### TASK
Give only the number of lines in the data that include the string "heart".

### WORKING DATA
####################
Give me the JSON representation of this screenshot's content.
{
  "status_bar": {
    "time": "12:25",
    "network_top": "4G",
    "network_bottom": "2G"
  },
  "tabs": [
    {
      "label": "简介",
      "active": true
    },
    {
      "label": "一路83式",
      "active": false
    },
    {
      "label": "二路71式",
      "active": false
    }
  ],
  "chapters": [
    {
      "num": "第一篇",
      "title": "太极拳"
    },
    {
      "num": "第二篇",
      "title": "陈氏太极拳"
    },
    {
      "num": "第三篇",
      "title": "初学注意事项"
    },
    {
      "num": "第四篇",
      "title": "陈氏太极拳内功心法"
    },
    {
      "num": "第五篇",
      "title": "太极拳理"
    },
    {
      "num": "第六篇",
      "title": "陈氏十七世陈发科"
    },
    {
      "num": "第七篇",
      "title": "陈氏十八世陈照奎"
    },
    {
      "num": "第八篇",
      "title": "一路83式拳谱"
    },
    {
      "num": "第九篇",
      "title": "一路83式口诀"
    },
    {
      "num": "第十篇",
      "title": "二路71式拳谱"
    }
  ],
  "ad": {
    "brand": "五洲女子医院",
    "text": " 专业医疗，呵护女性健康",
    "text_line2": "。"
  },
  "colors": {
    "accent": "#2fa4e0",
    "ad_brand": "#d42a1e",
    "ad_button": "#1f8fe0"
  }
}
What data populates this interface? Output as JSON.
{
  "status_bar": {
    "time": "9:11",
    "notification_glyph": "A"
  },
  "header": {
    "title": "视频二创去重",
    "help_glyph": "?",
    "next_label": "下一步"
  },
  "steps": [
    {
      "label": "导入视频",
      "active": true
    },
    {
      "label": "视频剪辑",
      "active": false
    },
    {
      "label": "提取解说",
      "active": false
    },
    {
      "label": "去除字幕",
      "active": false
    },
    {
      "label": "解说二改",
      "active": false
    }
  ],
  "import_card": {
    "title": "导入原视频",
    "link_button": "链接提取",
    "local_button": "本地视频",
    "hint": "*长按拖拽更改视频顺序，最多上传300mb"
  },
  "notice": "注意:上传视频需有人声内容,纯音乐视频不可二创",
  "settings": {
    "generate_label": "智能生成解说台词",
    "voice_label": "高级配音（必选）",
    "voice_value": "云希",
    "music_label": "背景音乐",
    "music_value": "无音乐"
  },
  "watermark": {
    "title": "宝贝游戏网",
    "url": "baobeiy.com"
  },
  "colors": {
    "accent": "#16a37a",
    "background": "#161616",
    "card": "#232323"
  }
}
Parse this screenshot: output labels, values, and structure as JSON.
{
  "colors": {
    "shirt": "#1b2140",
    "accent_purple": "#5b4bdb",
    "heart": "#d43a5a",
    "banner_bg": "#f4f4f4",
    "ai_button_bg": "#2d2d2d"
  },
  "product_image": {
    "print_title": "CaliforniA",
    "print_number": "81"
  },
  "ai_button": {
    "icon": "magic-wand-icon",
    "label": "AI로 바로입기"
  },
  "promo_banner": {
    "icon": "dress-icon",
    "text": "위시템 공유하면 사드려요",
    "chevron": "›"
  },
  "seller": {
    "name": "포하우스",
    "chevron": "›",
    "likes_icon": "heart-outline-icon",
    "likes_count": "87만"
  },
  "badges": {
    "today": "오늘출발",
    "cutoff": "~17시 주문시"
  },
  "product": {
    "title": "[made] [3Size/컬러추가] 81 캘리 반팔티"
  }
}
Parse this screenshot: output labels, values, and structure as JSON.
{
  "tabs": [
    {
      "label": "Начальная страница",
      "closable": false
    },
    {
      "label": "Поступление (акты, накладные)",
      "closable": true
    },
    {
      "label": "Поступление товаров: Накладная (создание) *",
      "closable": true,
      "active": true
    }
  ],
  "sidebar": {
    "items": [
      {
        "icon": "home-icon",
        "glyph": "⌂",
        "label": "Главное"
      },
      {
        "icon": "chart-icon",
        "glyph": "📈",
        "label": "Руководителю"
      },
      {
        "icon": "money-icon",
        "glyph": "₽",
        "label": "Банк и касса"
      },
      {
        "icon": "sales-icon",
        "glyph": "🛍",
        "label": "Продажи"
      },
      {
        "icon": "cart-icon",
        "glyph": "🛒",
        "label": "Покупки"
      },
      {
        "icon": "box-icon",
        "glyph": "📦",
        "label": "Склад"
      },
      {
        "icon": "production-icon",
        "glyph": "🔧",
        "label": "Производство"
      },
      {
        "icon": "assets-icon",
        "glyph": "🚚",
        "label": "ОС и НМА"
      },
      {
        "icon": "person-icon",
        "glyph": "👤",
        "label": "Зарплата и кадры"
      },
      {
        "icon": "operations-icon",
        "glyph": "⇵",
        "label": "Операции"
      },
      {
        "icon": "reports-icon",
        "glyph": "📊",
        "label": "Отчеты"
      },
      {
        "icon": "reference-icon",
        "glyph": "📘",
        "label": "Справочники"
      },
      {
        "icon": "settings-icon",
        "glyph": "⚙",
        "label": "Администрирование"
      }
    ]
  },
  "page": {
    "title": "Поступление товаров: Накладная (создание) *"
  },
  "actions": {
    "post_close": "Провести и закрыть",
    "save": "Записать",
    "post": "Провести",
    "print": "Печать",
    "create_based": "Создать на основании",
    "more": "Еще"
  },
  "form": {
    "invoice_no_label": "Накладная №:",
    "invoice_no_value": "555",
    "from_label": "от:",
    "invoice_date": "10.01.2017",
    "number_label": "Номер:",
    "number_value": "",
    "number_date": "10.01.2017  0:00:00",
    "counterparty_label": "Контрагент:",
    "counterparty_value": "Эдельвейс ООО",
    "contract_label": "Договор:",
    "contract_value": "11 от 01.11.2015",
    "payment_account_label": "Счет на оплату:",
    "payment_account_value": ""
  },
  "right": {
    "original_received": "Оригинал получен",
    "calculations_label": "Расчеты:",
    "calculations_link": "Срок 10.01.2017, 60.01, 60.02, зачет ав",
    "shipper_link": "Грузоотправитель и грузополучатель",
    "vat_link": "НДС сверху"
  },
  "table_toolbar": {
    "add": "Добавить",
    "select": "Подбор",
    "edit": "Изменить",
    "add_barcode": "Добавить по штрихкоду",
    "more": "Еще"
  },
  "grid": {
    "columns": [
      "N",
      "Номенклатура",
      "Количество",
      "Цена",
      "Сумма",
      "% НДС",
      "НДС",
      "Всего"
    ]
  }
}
####################
### FINAL ANSWER
2